Dataset listings of figures
************
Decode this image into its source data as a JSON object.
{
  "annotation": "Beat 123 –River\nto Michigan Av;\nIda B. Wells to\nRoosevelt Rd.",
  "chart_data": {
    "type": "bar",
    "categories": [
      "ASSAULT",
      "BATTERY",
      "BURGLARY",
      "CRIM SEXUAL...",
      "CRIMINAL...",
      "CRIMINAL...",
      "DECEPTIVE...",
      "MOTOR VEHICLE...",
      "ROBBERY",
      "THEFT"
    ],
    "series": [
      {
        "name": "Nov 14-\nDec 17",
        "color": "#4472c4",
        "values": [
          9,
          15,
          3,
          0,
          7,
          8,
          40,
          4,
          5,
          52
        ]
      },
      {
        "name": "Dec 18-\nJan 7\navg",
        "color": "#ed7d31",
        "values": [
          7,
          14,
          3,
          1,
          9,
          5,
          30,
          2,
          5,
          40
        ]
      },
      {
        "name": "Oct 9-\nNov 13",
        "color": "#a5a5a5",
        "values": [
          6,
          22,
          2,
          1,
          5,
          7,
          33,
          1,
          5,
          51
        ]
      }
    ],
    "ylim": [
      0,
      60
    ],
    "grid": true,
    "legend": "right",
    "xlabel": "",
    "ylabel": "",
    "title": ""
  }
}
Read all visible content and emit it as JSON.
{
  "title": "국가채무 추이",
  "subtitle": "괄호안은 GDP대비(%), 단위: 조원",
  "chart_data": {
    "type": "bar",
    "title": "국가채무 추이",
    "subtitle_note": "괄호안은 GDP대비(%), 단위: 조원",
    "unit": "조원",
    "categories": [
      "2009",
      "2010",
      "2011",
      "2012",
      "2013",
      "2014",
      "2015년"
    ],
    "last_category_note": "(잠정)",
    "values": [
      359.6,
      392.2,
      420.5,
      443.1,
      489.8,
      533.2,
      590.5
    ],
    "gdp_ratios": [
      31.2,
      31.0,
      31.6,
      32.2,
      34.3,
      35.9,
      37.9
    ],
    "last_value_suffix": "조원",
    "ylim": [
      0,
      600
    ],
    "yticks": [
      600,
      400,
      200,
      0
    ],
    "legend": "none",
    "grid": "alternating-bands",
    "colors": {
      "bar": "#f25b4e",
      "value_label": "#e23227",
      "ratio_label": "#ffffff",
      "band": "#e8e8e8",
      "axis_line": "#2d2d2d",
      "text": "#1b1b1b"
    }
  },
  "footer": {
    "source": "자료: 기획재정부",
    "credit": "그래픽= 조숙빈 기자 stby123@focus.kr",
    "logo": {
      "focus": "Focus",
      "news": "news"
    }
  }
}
************
▸ WHAT THE EXERCISE ASKS: Copy each line of the records above that carries the word "GDP대비".

▸ FINAL RESULT:
  "subtitle": "괄호안은 GDP대비(%), 단위: 조원",
    "subtitle_note": "괄호안은 GDP대비(%), 단위: 조원",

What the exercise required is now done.